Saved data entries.

╔══

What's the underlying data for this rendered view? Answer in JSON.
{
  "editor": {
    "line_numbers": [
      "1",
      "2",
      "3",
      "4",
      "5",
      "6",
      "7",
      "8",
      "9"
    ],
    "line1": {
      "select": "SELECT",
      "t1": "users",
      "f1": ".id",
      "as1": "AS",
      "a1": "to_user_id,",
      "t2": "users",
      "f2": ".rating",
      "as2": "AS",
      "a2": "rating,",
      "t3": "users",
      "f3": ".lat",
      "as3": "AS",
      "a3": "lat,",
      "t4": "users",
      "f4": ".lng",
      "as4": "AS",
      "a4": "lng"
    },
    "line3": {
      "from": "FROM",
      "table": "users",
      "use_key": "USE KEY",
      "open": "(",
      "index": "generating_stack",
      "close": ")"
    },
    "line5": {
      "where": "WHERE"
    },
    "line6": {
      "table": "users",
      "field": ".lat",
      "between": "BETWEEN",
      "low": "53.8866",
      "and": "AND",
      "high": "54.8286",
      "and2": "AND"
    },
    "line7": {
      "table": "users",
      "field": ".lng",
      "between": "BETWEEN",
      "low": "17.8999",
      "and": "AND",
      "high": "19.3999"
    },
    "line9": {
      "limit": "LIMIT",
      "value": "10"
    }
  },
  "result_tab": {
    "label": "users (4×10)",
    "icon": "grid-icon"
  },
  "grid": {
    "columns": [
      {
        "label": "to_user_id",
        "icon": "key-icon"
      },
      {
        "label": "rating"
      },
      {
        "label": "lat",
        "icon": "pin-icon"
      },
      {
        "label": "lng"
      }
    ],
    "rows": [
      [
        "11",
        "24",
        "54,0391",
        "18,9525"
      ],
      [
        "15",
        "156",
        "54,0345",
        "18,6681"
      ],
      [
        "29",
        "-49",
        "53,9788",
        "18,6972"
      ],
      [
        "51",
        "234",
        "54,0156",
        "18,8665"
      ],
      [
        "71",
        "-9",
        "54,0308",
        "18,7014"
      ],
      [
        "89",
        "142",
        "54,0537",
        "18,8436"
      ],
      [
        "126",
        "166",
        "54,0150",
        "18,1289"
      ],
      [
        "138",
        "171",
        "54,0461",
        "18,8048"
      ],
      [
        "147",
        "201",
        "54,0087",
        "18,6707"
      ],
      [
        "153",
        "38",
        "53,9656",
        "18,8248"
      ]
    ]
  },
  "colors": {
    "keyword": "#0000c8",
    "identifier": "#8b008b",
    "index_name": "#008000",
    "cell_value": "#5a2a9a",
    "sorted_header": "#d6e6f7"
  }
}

╚══
╔══

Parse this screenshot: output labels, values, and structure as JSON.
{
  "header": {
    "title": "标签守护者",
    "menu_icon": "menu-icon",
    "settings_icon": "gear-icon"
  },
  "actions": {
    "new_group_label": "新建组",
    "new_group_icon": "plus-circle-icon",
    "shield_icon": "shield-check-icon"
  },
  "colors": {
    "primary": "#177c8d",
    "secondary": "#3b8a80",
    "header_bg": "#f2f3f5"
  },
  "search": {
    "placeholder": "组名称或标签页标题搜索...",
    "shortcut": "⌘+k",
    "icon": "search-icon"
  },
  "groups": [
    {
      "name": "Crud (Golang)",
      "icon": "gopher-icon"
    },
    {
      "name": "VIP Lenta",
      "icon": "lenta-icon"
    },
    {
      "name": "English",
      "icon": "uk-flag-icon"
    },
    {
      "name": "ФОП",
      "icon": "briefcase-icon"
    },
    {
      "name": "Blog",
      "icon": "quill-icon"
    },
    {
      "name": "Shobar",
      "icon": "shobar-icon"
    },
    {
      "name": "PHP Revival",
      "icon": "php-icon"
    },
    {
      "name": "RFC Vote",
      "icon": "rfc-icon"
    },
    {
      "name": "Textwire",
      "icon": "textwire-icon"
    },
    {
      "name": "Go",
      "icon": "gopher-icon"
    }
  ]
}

╚══

Your instructions. How many of these lines contain "this"? Write only the number.

Solution to the problem. 2